Among the lines below, count those with "this". Give only the number.

-- start --

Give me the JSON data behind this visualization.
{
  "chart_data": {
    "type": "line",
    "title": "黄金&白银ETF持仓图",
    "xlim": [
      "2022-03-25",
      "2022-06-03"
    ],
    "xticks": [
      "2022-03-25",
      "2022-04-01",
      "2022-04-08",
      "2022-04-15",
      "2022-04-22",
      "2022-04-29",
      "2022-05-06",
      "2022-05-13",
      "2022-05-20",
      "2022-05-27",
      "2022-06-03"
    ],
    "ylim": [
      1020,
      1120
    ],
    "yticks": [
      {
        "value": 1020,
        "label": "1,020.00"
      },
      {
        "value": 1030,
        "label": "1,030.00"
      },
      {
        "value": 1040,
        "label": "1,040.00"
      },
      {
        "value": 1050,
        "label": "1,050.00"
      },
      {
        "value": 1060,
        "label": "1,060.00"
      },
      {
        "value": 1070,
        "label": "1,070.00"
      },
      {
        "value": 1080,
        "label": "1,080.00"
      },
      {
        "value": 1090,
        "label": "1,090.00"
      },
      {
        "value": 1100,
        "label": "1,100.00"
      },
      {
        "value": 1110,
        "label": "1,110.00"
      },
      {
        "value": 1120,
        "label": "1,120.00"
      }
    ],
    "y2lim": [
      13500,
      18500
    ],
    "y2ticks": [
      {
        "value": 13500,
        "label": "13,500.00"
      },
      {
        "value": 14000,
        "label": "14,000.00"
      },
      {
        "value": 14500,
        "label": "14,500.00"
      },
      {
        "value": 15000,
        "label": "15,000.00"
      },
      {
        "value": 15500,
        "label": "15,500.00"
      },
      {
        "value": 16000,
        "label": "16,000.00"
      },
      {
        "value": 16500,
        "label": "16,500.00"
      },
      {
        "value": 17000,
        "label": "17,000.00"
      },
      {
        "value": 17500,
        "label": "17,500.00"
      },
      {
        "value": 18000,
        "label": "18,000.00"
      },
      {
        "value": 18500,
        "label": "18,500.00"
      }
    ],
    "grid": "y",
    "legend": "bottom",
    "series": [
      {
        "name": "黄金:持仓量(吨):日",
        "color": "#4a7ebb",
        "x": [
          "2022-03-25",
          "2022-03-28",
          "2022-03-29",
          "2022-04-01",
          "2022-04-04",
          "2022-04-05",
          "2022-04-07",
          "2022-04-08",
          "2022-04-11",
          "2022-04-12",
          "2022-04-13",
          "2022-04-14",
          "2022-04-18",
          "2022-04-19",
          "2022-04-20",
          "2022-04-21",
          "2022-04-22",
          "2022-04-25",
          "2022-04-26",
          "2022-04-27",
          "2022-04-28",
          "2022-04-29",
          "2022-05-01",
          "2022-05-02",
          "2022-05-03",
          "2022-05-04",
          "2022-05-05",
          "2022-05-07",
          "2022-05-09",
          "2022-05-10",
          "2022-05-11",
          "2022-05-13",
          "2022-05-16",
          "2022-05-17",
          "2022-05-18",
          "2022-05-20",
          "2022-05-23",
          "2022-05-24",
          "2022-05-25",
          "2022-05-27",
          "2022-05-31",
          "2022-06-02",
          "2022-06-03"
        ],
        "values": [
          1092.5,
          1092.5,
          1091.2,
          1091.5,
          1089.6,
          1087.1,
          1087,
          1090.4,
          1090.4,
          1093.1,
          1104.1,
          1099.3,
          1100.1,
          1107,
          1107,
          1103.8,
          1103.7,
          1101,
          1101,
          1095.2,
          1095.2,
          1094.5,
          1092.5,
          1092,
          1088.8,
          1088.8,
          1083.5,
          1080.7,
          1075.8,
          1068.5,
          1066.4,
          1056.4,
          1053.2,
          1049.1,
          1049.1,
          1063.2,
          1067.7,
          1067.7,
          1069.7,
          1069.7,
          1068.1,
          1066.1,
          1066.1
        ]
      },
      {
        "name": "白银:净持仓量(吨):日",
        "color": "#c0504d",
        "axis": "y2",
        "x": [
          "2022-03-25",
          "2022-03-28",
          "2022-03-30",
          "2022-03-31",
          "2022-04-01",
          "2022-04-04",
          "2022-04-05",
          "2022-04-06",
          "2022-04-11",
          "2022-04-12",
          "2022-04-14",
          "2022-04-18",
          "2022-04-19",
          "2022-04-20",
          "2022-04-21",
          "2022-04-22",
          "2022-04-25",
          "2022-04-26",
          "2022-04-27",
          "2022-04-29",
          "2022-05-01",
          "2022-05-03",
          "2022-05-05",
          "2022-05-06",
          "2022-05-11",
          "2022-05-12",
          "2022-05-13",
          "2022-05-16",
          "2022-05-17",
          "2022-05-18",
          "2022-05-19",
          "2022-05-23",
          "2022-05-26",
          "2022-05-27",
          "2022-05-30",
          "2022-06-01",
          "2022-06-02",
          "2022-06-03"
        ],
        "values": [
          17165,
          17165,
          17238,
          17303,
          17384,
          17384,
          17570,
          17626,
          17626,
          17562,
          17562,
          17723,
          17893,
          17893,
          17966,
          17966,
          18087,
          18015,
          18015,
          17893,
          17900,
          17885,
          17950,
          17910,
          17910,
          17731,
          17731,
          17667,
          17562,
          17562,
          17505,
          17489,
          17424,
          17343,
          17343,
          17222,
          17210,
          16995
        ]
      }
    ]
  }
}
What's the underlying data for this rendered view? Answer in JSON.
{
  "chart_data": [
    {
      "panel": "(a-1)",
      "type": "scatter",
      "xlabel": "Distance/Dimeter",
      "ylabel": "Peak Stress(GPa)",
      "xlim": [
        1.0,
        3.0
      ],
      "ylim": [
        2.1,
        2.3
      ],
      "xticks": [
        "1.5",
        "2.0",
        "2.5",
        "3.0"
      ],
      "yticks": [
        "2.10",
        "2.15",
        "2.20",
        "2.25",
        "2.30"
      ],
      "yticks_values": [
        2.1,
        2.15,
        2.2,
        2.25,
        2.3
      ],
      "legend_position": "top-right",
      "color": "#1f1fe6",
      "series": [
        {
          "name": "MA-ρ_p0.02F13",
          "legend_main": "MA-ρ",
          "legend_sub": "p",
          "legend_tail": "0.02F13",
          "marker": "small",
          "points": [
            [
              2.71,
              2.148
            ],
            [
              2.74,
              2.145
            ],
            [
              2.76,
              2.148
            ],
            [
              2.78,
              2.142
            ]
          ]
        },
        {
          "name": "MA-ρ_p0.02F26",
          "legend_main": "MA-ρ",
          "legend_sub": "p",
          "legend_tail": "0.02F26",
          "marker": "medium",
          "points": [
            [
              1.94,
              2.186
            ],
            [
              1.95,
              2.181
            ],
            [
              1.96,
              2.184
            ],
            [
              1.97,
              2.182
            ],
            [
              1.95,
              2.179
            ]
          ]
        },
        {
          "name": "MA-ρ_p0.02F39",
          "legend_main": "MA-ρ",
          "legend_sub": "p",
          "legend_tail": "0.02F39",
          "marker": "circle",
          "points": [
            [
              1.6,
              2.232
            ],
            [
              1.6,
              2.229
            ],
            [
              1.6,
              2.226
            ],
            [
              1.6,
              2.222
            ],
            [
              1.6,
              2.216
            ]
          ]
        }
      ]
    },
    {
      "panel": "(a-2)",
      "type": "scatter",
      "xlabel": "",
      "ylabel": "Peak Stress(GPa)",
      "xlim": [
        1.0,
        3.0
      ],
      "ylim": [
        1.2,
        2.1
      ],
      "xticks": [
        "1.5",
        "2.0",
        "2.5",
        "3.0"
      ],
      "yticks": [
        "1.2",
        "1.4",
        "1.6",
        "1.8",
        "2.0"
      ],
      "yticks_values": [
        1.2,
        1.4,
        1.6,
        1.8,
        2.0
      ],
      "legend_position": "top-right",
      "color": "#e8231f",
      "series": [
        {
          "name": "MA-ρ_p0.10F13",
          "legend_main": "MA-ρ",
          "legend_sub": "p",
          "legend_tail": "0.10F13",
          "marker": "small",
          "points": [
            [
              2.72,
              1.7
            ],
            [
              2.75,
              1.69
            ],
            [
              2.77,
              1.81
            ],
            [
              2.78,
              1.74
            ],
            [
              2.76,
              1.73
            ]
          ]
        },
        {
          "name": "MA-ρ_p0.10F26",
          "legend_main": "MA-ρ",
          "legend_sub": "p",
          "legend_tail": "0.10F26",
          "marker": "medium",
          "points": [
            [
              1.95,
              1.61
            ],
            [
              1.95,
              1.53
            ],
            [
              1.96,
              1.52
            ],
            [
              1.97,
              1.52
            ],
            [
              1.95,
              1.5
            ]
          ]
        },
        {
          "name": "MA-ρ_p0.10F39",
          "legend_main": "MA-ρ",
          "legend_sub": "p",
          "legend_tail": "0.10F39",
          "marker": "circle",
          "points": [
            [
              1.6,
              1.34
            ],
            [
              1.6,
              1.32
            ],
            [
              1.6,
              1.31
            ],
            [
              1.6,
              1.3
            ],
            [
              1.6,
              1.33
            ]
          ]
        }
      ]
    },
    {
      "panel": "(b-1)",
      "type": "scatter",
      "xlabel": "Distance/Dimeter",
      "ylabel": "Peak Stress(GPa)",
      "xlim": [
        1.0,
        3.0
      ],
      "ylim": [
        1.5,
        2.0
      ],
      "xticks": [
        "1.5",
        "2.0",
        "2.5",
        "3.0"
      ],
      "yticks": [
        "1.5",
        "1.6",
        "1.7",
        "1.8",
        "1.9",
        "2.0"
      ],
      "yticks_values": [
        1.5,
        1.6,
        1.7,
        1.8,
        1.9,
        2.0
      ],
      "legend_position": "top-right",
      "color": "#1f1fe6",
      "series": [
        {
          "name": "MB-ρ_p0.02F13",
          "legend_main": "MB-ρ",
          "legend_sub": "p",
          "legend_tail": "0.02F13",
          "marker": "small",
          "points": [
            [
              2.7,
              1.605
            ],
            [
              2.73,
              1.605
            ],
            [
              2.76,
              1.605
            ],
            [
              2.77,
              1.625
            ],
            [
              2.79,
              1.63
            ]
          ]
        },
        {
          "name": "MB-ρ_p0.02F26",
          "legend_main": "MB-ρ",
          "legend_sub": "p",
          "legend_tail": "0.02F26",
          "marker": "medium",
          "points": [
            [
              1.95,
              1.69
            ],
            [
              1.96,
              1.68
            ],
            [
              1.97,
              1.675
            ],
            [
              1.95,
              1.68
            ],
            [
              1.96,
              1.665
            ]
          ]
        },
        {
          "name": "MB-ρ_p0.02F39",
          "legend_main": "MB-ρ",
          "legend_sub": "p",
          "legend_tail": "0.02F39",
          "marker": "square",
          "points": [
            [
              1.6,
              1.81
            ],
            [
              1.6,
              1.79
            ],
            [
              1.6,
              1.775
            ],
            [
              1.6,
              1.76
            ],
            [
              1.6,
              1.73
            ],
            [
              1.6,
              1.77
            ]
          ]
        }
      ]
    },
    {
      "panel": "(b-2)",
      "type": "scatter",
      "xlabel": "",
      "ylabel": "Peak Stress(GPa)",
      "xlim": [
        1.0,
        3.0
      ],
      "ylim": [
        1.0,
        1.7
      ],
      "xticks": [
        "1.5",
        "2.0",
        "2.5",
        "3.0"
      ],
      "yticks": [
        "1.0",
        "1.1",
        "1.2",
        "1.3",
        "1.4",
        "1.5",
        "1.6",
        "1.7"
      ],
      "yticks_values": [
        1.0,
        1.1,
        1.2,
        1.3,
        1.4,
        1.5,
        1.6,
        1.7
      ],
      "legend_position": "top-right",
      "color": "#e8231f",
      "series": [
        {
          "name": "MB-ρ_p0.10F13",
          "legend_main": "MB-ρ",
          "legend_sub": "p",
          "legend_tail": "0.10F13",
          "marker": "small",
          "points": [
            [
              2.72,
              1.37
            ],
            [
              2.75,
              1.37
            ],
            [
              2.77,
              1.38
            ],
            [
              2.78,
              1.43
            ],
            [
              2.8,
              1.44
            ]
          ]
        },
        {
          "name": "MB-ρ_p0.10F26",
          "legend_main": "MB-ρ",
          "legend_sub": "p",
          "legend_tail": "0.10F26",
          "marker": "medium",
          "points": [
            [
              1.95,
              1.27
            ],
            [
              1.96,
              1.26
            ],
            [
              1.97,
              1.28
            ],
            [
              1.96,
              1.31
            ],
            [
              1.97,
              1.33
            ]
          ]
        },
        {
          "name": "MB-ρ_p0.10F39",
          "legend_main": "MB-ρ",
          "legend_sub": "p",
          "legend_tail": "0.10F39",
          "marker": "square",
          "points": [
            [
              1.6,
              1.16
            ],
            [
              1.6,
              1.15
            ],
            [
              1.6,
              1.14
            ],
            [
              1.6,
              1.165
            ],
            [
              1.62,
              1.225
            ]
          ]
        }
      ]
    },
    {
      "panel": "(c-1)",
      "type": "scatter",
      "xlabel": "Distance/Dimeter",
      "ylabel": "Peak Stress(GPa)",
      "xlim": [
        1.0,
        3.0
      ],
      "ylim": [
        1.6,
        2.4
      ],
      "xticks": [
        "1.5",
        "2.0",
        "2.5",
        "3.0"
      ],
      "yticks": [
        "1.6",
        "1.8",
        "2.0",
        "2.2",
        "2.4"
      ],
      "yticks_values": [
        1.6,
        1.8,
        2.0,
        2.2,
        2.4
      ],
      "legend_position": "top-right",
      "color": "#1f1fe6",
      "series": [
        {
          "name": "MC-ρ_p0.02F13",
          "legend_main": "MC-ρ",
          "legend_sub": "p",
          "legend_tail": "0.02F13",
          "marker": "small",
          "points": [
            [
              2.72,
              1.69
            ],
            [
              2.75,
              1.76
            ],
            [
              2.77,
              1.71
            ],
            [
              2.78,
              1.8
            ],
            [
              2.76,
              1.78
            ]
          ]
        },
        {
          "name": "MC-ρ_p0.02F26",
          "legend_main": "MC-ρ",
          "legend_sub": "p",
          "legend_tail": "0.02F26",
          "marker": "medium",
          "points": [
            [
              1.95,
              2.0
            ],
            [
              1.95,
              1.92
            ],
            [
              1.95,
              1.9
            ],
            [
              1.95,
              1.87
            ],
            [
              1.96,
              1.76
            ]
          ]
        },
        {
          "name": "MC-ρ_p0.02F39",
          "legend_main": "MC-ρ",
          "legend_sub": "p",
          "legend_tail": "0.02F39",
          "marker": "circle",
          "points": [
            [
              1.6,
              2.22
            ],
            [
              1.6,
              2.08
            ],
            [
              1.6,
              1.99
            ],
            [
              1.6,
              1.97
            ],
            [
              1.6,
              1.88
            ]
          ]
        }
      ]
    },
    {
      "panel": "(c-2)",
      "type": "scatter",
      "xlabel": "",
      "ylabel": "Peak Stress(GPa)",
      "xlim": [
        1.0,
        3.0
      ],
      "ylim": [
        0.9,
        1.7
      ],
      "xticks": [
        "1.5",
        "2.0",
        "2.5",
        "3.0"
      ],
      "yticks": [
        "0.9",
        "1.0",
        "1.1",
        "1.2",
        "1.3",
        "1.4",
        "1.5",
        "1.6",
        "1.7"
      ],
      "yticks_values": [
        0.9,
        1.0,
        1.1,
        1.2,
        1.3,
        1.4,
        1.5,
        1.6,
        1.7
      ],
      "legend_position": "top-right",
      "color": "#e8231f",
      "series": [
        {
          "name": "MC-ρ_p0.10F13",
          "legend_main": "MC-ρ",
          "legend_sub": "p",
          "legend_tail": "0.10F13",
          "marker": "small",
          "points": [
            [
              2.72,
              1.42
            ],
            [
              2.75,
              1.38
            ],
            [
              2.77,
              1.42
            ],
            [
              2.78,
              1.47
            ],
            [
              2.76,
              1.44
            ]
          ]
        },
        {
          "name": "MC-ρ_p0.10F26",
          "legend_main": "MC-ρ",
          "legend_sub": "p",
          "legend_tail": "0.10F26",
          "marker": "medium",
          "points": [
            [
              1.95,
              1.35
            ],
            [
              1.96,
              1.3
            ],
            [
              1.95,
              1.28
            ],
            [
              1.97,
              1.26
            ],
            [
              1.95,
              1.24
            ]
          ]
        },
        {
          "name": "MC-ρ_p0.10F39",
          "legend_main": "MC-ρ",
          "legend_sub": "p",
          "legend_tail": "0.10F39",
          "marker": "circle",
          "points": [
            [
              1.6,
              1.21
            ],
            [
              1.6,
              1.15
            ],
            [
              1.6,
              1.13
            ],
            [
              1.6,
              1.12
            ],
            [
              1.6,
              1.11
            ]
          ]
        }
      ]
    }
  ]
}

-- end --

→ **Response to the exercise**
2